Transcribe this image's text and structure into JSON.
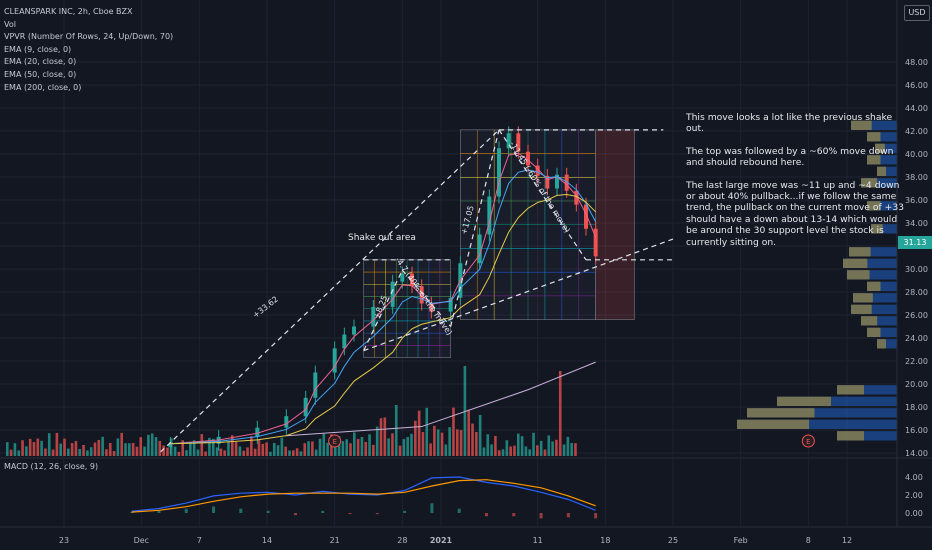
{
  "legend": {
    "symbol": "CLEANSPARK INC, 2h, Cboe BZX",
    "lines": [
      "Vol",
      "VPVR (Number Of Rows, 24, Up/Down, 70)",
      "EMA (9, close, 0)",
      "EMA (20, close, 0)",
      "EMA (50, close, 0)",
      "EMA (200, close, 0)"
    ]
  },
  "macd_label": "MACD (12, 26, close, 9)",
  "currency": "USD",
  "last_price": "31.13",
  "shake_label": "Shake out area",
  "note": {
    "p1": "This move looks a lot like the previous shake out.",
    "p2": "The top was followed by a ~60% move down and should rebound here.",
    "p3": "The last large move was ~11 up and ~4 down or about 40% pullback...if we follow the same trend, the pullback on the current move of +33 should have a down about 13-14 which would be around the 30 support level the stock is currently sitting on."
  },
  "colors": {
    "up": "#26a69a",
    "down": "#ef5350",
    "bg": "#131722",
    "grid": "#1f2330",
    "text": "#b2b5be"
  },
  "chart_data": [
    {
      "type": "candlestick",
      "title": "CLEANSPARK INC, 2h, Cboe BZX",
      "ylim": [
        14,
        50
      ],
      "y_ticks": [
        "14.00",
        "16.00",
        "18.00",
        "20.00",
        "22.00",
        "24.00",
        "26.00",
        "28.00",
        "30.00",
        "32.00",
        "34.00",
        "36.00",
        "38.00",
        "40.00",
        "42.00",
        "44.00",
        "46.00",
        "48.00"
      ],
      "x_ticks": [
        "23",
        "Dec",
        "7",
        "14",
        "21",
        "28",
        "2021",
        "11",
        "18",
        "25",
        "Feb",
        "8",
        "12"
      ],
      "x_tick_dates": [
        "2020-11-23",
        "2020-12-01",
        "2020-12-07",
        "2020-12-14",
        "2020-12-21",
        "2020-12-28",
        "2021-01-01",
        "2021-01-11",
        "2021-01-18",
        "2021-01-25",
        "2021-02-01",
        "2021-02-08",
        "2021-02-12"
      ],
      "last_price": 31.13,
      "series_close": [
        [
          "2020-12-04",
          14.8
        ],
        [
          "2020-12-09",
          15.4
        ],
        [
          "2020-12-13",
          16.2
        ],
        [
          "2020-12-16",
          17.2
        ],
        [
          "2020-12-18",
          18.8
        ],
        [
          "2020-12-19",
          21.0
        ],
        [
          "2020-12-21",
          23.1
        ],
        [
          "2020-12-22",
          24.3
        ],
        [
          "2020-12-23",
          25.0
        ],
        [
          "2020-12-25",
          26.7
        ],
        [
          "2020-12-27",
          28.9
        ],
        [
          "2020-12-28",
          29.6
        ],
        [
          "2020-12-29",
          28.5
        ],
        [
          "2020-12-30",
          27.0
        ],
        [
          "2020-12-31",
          26.3
        ],
        [
          "2021-01-02",
          27.5
        ],
        [
          "2021-01-03",
          30.5
        ],
        [
          "2021-01-05",
          33.0
        ],
        [
          "2021-01-06",
          36.3
        ],
        [
          "2021-01-07",
          40.5
        ],
        [
          "2021-01-08",
          41.8
        ],
        [
          "2021-01-09",
          40.2
        ],
        [
          "2021-01-10",
          39.0
        ],
        [
          "2021-01-11",
          38.1
        ],
        [
          "2021-01-12",
          37.0
        ],
        [
          "2021-01-13",
          38.2
        ],
        [
          "2021-01-14",
          36.8
        ],
        [
          "2021-01-15",
          35.6
        ],
        [
          "2021-01-16",
          33.5
        ],
        [
          "2021-01-17",
          31.1
        ]
      ],
      "ema_200": [
        [
          "2020-12-16",
          15.5
        ],
        [
          "2020-12-30",
          16.3
        ],
        [
          "2021-01-10",
          19.5
        ],
        [
          "2021-01-17",
          21.9
        ]
      ],
      "annotations": [
        "+33.62",
        "+8.25",
        "-11.45 (-60% of the move)",
        "+17.05",
        "-4.7 (40% of the move)"
      ],
      "volume_profile_note": "VPVR right-side histogram"
    },
    {
      "type": "line",
      "title": "MACD (12, 26, close, 9)",
      "ylim": [
        -1,
        5
      ],
      "y_ticks": [
        "0.00",
        "2.00",
        "4.00"
      ],
      "series": [
        {
          "name": "MACD",
          "values": [
            0.2,
            0.5,
            1.1,
            1.9,
            2.2,
            2.3,
            2.0,
            2.4,
            2.1,
            2.0,
            2.5,
            3.9,
            4.0,
            3.4,
            3.0,
            2.3,
            1.5,
            0.3
          ]
        },
        {
          "name": "Signal",
          "values": [
            0.1,
            0.3,
            0.7,
            1.3,
            1.8,
            2.1,
            2.2,
            2.2,
            2.2,
            2.1,
            2.3,
            3.0,
            3.6,
            3.7,
            3.3,
            2.8,
            1.9,
            0.8
          ]
        }
      ]
    }
  ]
}
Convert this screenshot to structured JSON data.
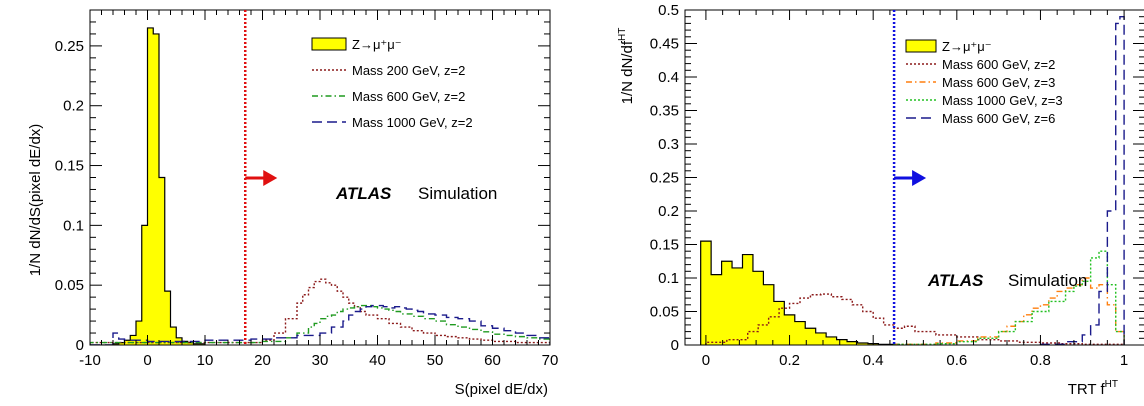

## Objective
Gather all the lines that include the word "text" and copy them out.

## Task answer
Transcribe this image's text and structure into JSON.
    "text": "#b2b5be"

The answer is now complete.